* **EXERCISE DESCRIPTION**: Search the records below for the word "Langues" and show every line where it occurs.

[Dataset rows about figures]
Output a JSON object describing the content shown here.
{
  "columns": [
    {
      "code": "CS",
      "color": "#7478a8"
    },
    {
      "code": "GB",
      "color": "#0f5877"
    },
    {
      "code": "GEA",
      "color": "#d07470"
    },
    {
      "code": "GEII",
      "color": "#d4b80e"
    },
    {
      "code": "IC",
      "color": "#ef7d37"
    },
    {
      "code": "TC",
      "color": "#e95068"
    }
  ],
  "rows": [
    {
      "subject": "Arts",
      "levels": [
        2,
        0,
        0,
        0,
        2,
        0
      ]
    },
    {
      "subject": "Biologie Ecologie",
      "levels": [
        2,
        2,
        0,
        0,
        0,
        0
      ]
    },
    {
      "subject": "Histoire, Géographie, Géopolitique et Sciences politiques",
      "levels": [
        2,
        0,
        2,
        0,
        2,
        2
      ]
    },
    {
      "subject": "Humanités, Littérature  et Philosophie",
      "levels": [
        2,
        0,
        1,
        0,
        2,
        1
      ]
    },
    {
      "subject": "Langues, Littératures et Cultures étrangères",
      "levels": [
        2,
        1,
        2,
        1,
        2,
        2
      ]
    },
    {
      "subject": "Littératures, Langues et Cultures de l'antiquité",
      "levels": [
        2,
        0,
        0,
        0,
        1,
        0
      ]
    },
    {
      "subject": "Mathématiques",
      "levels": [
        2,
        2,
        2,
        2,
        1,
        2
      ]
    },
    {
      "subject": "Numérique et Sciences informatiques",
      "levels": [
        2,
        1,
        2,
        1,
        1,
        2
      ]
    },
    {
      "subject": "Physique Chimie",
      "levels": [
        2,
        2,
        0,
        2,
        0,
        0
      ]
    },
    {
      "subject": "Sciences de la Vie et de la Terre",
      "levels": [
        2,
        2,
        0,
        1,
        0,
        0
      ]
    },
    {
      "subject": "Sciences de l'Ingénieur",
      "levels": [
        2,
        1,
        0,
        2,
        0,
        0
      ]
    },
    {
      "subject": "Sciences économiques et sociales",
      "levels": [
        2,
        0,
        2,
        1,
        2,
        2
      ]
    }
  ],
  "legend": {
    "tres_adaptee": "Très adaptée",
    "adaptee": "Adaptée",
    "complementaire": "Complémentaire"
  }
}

* **TASK RESULT**:
      "subject": "Langues, Littératures et Cultures étrangères",
      "subject": "Littératures, Langues et Cultures de l'antiquité",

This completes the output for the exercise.